*Written instruction*:
Gather from the listing below each line that includes the word "Loss", and copy it.

::::::::

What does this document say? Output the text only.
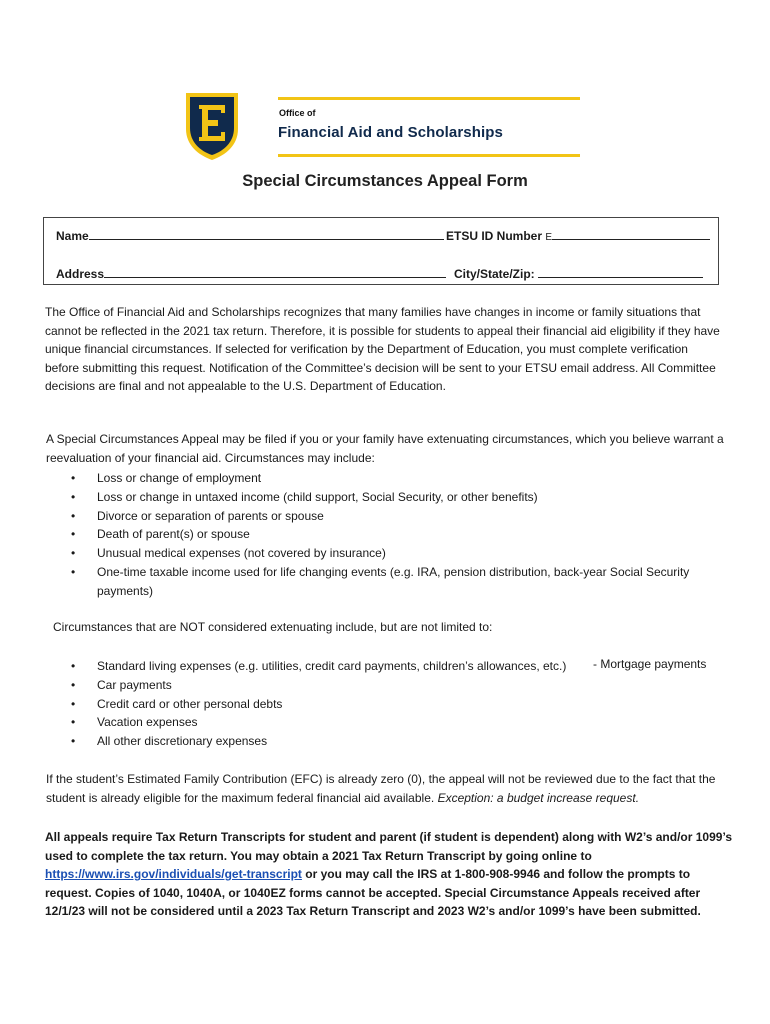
Office of
Financial Aid and Scholarships
Special Circumstances Appeal Form
Name	ETSU ID Number E
Address	City/State/Zip:

The Office of Financial Aid and Scholarships recognizes that many families have changes in income or family situations that cannot be reflected in the 2021 tax return. Therefore, it is possible for students to appeal their financial aid eligibility if they have unique financial circumstances. If selected for verification by the Department of Education, you must complete verification before submitting this request. Notification of the Committee’s decision will be sent to your ETSU email address. All Committee decisions are final and not appealable to the U.S. Department of Education.

A Special Circumstances Appeal may be filed if you or your family have extenuating circumstances, which you believe warrant a reevaluation of your financial aid. Circumstances may include:

• Loss or change of employment
• Loss or change in untaxed income (child support, Social Security, or other benefits)
• Divorce or separation of parents or spouse
• Death of parent(s) or spouse
• Unusual medical expenses (not covered by insurance)
• One-time taxable income used for life changing events (e.g. IRA, pension distribution, back-year Social Security payments)

Circumstances that are NOT considered extenuating include, but are not limited to:

• Standard living expenses (e.g. utilities, credit card payments, children’s allowances, etc.)
• Car payments
• Credit card or other personal debts
• Vacation expenses
• All other discretionary expenses
- Mortgage payments

If the student’s Estimated Family Contribution (EFC) is already zero (0), the appeal will not be reviewed due to the fact that the student is already eligible for the maximum federal financial aid available. Exception: a budget increase request.

All appeals require Tax Return Transcripts for student and parent (if student is dependent) along with W2’s and/or 1099’s used to complete the tax return. You may obtain a 2021 Tax Return Transcript by going online to https://www.irs.gov/individuals/get-transcript or you may call the IRS at 1-800-908-9946 and follow the prompts to request. Copies of 1040, 1040A, or 1040EZ forms cannot be accepted. Special Circumstance Appeals received after 12/1/23 will not be considered until a 2023 Tax Return Transcript and 2023 W2’s and/or 1099’s have been submitted.
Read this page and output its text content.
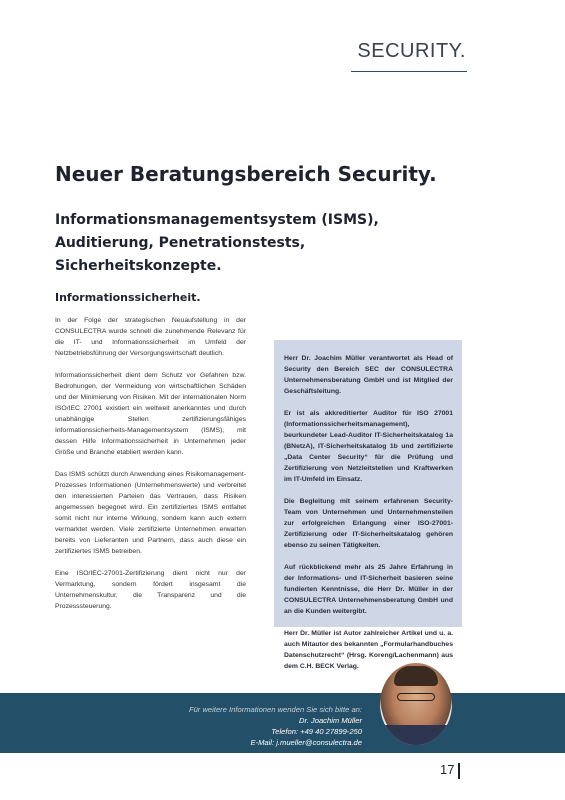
SECURITY.
Neuer Beratungsbereich Security.
Informationsmanagementsystem (ISMS), Auditierung, Penetrationstests, Sicherheitskonzepte.
Informationssicherheit.

In der Folge der strategischen Neuaufstellung in der CONSULECTRA wurde schnell die zunehmende Relevanz für die IT- und Informationssicherheit im Umfeld der Netzbetriebsführung der Versorgungswirtschaft deutlich.

Informationssicherheit dient dem Schutz vor Gefahren bzw. Bedrohungen, der Vermeidung von wirtschaftlichen Schäden und der Minimierung von Risiken. Mit der internationalen Norm ISO/IEC 27001 existiert ein weltweit anerkanntes und durch unabhängige Stellen zertifizierungsfähiges Informationssicherheits-Managementsystem (ISMS), mit dessen Hilfe Informationssicherheit in Unternehmen jeder Größe und Branche etabliert werden kann.

Das ISMS schützt durch Anwendung eines Risikomanagement-Prozesses Informationen (Unternehmenswerte) und verbreitet den interessierten Parteien das Vertrauen, dass Risiken angemessen begegnet wird. Ein zertifiziertes ISMS entfaltet somit nicht nur interne Wirkung, sondern kann auch extern vermarktet werden. Viele zertifizierte Unternehmen erwarten bereits von Lieferanten und Partnern, dass auch diese ein zertifiziertes ISMS betreiben.

Eine ISO/IEC-27001-Zertifizierung dient nicht nur der Vermarktung, sondern fördert insgesamt die Unternehmenskultur, die Transparenz und die Prozesssteuerung.

Herr Dr. Joachim Müller verantwortet als Head of Security den Bereich SEC der CONSULECTRA Unternehmensberatung GmbH und ist Mitglied der Geschäftsleitung.

Er ist als akkreditierter Auditor für ISO 27001 (Informationssicherheitsmanagement), beurkundeter Lead-Auditor IT-Sicherheitskatalog 1a (BNetzA), IT-Sicherheitskatalog 1b und zertifizierte „Data Center Security“ für die Prüfung und Zertifizierung von Netzleitstellen und Kraftwerken im IT-Umfeld im Einsatz.

Die Begleitung mit seinem erfahrenen Security-Team von Unternehmen und Unternehmensteilen zur erfolgreichen Erlangung einer ISO-27001-Zertifizierung oder IT-Sicherheitskatalog gehören ebenso zu seinen Tätigkeiten.

Auf rückblickend mehr als 25 Jahre Erfahrung in der Informations- und IT-Sicherheit basieren seine fundierten Kenntnisse, die Herr Dr. Müller in der CONSULECTRA Unternehmensberatung GmbH und an die Kunden weitergibt.

Herr Dr. Müller ist Autor zahlreicher Artikel und u. a. auch Mitautor des bekannten „Formularhandbuches Datenschutzrecht“ (Hrsg. Koreng/Lachenmann) aus dem C.H. BECK Verlag.

Für weitere Informationen wenden Sie sich bitte an:
Dr. Joachim Müller
Telefon: +49 40 27899-250
E-Mail: j.mueller@consulectra.de
17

::::::::

*Solution*:
• Loss or change of employment
• Loss or change in untaxed income (child support, Social Security, or other benefits)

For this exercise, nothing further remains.